:: What to work on ::
The data below is to be returned in full and exactly.

[Collected data]
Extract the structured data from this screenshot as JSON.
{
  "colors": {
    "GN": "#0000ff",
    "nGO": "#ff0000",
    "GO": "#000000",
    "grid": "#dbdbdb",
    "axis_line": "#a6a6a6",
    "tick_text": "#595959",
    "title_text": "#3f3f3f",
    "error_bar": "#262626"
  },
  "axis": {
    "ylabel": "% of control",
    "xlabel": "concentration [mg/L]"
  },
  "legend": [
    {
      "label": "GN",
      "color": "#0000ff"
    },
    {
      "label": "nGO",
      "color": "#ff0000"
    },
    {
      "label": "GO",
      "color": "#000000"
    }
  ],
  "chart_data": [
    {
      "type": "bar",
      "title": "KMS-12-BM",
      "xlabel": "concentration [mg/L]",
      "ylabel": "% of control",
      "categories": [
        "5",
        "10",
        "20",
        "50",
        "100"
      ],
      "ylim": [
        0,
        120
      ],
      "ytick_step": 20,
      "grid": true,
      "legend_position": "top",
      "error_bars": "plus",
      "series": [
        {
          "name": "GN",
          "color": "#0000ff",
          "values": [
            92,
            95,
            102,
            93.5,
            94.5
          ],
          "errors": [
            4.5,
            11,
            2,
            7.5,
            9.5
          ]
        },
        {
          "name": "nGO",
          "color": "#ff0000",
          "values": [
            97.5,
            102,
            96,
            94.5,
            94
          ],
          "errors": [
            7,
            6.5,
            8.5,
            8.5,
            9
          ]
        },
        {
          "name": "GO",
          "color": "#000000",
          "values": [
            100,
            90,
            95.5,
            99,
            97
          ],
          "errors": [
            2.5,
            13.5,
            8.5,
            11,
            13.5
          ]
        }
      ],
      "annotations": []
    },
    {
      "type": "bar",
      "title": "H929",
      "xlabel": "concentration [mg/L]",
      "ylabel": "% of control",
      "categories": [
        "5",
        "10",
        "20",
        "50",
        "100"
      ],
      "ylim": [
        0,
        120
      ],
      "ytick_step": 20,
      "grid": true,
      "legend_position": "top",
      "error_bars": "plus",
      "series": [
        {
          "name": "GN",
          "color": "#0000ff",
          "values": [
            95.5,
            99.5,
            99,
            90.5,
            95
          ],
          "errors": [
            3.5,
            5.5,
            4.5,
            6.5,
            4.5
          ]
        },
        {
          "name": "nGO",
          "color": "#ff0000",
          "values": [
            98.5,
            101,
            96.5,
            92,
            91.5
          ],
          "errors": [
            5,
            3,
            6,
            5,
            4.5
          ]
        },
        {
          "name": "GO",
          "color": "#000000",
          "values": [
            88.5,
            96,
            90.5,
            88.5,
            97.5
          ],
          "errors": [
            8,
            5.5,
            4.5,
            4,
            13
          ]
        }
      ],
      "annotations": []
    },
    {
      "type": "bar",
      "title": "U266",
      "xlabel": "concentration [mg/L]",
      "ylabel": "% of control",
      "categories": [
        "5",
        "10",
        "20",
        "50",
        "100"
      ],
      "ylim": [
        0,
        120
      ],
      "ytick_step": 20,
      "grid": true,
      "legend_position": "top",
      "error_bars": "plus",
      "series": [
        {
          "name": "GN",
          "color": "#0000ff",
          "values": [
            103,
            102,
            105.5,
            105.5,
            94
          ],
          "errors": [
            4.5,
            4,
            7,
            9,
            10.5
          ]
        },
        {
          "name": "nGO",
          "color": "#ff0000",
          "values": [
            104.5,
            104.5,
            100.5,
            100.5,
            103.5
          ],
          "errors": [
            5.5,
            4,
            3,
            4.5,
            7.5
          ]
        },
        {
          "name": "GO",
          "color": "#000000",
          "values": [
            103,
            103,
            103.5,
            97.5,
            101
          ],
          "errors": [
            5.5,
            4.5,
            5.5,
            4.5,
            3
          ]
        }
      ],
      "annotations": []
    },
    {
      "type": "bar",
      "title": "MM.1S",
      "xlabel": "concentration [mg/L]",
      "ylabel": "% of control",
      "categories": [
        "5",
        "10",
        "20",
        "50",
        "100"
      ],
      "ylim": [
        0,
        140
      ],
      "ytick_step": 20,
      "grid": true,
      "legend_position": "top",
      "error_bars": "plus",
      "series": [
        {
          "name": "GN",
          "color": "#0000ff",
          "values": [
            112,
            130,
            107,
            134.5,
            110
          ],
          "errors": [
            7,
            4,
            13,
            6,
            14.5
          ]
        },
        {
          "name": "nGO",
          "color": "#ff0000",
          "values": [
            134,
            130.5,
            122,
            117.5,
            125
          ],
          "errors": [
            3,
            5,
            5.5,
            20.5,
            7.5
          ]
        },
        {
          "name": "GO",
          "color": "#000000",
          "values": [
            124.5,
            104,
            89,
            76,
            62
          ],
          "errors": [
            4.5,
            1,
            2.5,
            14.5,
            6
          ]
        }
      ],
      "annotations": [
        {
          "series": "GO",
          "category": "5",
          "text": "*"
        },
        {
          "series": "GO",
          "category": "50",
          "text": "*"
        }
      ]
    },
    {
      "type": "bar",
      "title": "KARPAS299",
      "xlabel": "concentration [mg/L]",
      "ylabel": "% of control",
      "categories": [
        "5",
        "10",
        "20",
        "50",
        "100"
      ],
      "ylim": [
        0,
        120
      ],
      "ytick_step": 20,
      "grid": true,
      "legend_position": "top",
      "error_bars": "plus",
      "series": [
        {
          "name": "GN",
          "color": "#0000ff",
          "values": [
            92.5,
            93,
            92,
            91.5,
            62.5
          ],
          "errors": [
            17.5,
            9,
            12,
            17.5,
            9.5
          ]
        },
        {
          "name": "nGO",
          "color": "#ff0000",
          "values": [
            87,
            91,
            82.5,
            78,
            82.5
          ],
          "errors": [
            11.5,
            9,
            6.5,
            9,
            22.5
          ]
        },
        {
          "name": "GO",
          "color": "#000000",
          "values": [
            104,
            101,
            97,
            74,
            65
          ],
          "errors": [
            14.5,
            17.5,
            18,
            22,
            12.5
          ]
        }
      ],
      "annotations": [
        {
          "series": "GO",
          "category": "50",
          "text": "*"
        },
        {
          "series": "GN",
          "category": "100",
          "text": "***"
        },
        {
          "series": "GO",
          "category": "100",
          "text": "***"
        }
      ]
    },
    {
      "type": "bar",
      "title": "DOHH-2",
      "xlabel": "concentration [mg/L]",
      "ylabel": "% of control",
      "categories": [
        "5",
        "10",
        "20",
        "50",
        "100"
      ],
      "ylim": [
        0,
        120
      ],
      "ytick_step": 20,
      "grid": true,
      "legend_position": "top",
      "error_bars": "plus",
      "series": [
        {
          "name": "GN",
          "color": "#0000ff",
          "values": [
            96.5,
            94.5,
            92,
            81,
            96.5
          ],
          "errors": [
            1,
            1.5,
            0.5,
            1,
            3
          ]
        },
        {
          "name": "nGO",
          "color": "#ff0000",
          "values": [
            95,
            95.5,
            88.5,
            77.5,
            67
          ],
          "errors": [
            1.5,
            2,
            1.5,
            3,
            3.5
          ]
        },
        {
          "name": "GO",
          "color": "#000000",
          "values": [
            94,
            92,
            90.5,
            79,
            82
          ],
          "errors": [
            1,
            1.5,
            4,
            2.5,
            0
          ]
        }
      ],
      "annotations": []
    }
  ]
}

:: Complete output ::
Extract the structured data from this screenshot as JSON.
{
  "colors": {
    "GN": "#0000ff",
    "nGO": "#ff0000",
    "GO": "#000000",
    "grid": "#dbdbdb",
    "axis_line": "#a6a6a6",
    "tick_text": "#595959",
    "title_text": "#3f3f3f",
    "error_bar": "#262626"
  },
  "axis": {
    "ylabel": "% of control",
    "xlabel": "concentration [mg/L]"
  },
  "legend": [
    {
      "label": "GN",
      "color": "#0000ff"
    },
    {
      "label": "nGO",
      "color": "#ff0000"
    },
    {
      "label": "GO",
      "color": "#000000"
    }
  ],
  "chart_data": [
    {
      "type": "bar",
      "title": "KMS-12-BM",
      "xlabel": "concentration [mg/L]",
      "ylabel": "% of control",
      "categories": [
        "5",
        "10",
        "20",
        "50",
        "100"
      ],
      "ylim": [
        0,
        120
      ],
      "ytick_step": 20,
      "grid": true,
      "legend_position": "top",
      "error_bars": "plus",
      "series": [
        {
          "name": "GN",
          "color": "#0000ff",
          "values": [
            92,
            95,
            102,
            93.5,
            94.5
          ],
          "errors": [
            4.5,
            11,
            2,
            7.5,
            9.5
          ]
        },
        {
          "name": "nGO",
          "color": "#ff0000",
          "values": [
            97.5,
            102,
            96,
            94.5,
            94
          ],
          "errors": [
            7,
            6.5,
            8.5,
            8.5,
            9
          ]
        },
        {
          "name": "GO",
          "color": "#000000",
          "values": [
            100,
            90,
            95.5,
            99,
            97
          ],
          "errors": [
            2.5,
            13.5,
            8.5,
            11,
            13.5
          ]
        }
      ],
      "annotations": []
    },
    {
      "type": "bar",
      "title": "H929",
      "xlabel": "concentration [mg/L]",
      "ylabel": "% of control",
      "categories": [
        "5",
        "10",
        "20",
        "50",
        "100"
      ],
      "ylim": [
        0,
        120
      ],
      "ytick_step": 20,
      "grid": true,
      "legend_position": "top",
      "error_bars": "plus",
      "series": [
        {
          "name": "GN",
          "color": "#0000ff",
          "values": [
            95.5,
            99.5,
            99,
            90.5,
            95
          ],
          "errors": [
            3.5,
            5.5,
            4.5,
            6.5,
            4.5
          ]
        },
        {
          "name": "nGO",
          "color": "#ff0000",
          "values": [
            98.5,
            101,
            96.5,
            92,
            91.5
          ],
          "errors": [
            5,
            3,
            6,
            5,
            4.5
          ]
        },
        {
          "name": "GO",
          "color": "#000000",
          "values": [
            88.5,
            96,
            90.5,
            88.5,
            97.5
          ],
          "errors": [
            8,
            5.5,
            4.5,
            4,
            13
          ]
        }
      ],
      "annotations": []
    },
    {
      "type": "bar",
      "title": "U266",
      "xlabel": "concentration [mg/L]",
      "ylabel": "% of control",
      "categories": [
        "5",
        "10",
        "20",
        "50",
        "100"
      ],
      "ylim": [
        0,
        120
      ],
      "ytick_step": 20,
      "grid": true,
      "legend_position": "top",
      "error_bars": "plus",
      "series": [
        {
          "name": "GN",
          "color": "#0000ff",
          "values": [
            103,
            102,
            105.5,
            105.5,
            94
          ],
          "errors": [
            4.5,
            4,
            7,
            9,
            10.5
          ]
        },
        {
          "name": "nGO",
          "color": "#ff0000",
          "values": [
            104.5,
            104.5,
            100.5,
            100.5,
            103.5
          ],
          "errors": [
            5.5,
            4,
            3,
            4.5,
            7.5
          ]
        },
        {
          "name": "GO",
          "color": "#000000",
          "values": [
            103,
            103,
            103.5,
            97.5,
            101
          ],
          "errors": [
            5.5,
            4.5,
            5.5,
            4.5,
            3
          ]
        }
      ],
      "annotations": []
    },
    {
      "type": "bar",
      "title": "MM.1S",
      "xlabel": "concentration [mg/L]",
      "ylabel": "% of control",
      "categories": [
        "5",
        "10",
        "20",
        "50",
        "100"
      ],
      "ylim": [
        0,
        140
      ],
      "ytick_step": 20,
      "grid": true,
      "legend_position": "top",
      "error_bars": "plus",
      "series": [
        {
          "name": "GN",
          "color": "#0000ff",
          "values": [
            112,
            130,
            107,
            134.5,
            110
          ],
          "errors": [
            7,
            4,
            13,
            6,
            14.5
          ]
        },
        {
          "name": "nGO",
          "color": "#ff0000",
          "values": [
            134,
            130.5,
            122,
            117.5,
            125
          ],
          "errors": [
            3,
            5,
            5.5,
            20.5,
            7.5
          ]
        },
        {
          "name": "GO",
          "color": "#000000",
          "values": [
            124.5,
            104,
            89,
            76,
            62
          ],
          "errors": [
            4.5,
            1,
            2.5,
            14.5,
            6
          ]
        }
      ],
      "annotations": [
        {
          "series": "GO",
          "category": "5",
          "text": "*"
        },
        {
          "series": "GO",
          "category": "50",
          "text": "*"
        }
      ]
    },
    {
      "type": "bar",
      "title": "KARPAS299",
      "xlabel": "concentration [mg/L]",
      "ylabel": "% of control",
      "categories": [
        "5",
        "10",
        "20",
        "50",
        "100"
      ],
      "ylim": [
        0,
        120
      ],
      "ytick_step": 20,
      "grid": true,
      "legend_position": "top",
      "error_bars": "plus",
      "series": [
        {
          "name": "GN",
          "color": "#0000ff",
          "values": [
            92.5,
            93,
            92,
            91.5,
            62.5
          ],
          "errors": [
            17.5,
            9,
            12,
            17.5,
            9.5
          ]
        },
        {
          "name": "nGO",
          "color": "#ff0000",
          "values": [
            87,
            91,
            82.5,
            78,
            82.5
          ],
          "errors": [
            11.5,
            9,
            6.5,
            9,
            22.5
          ]
        },
        {
          "name": "GO",
          "color": "#000000",
          "values": [
            104,
            101,
            97,
            74,
            65
          ],
          "errors": [
            14.5,
            17.5,
            18,
            22,
            12.5
          ]
        }
      ],
      "annotations": [
        {
          "series": "GO",
          "category": "50",
          "text": "*"
        },
        {
          "series": "GN",
          "category": "100",
          "text": "***"
        },
        {
          "series": "GO",
          "category": "100",
          "text": "***"
        }
      ]
    },
    {
      "type": "bar",
      "title": "DOHH-2",
      "xlabel": "concentration [mg/L]",
      "ylabel": "% of control",
      "categories": [
        "5",
        "10",
        "20",
        "50",
        "100"
      ],
      "ylim": [
        0,
        120
      ],
      "ytick_step": 20,
      "grid": true,
      "legend_position": "top",
      "error_bars": "plus",
      "series": [
        {
          "name": "GN",
          "color": "#0000ff",
          "values": [
            96.5,
            94.5,
            92,
            81,
            96.5
          ],
          "errors": [
            1,
            1.5,
            0.5,
            1,
            3
          ]
        },
        {
          "name": "nGO",
          "color": "#ff0000",
          "values": [
            95,
            95.5,
            88.5,
            77.5,
            67
          ],
          "errors": [
            1.5,
            2,
            1.5,
            3,
            3.5
          ]
        },
        {
          "name": "GO",
          "color": "#000000",
          "values": [
            94,
            92,
            90.5,
            79,
            82
          ],
          "errors": [
            1,
            1.5,
            4,
            2.5,
            0
          ]
        }
      ],
      "annotations": []
    }
  ]
}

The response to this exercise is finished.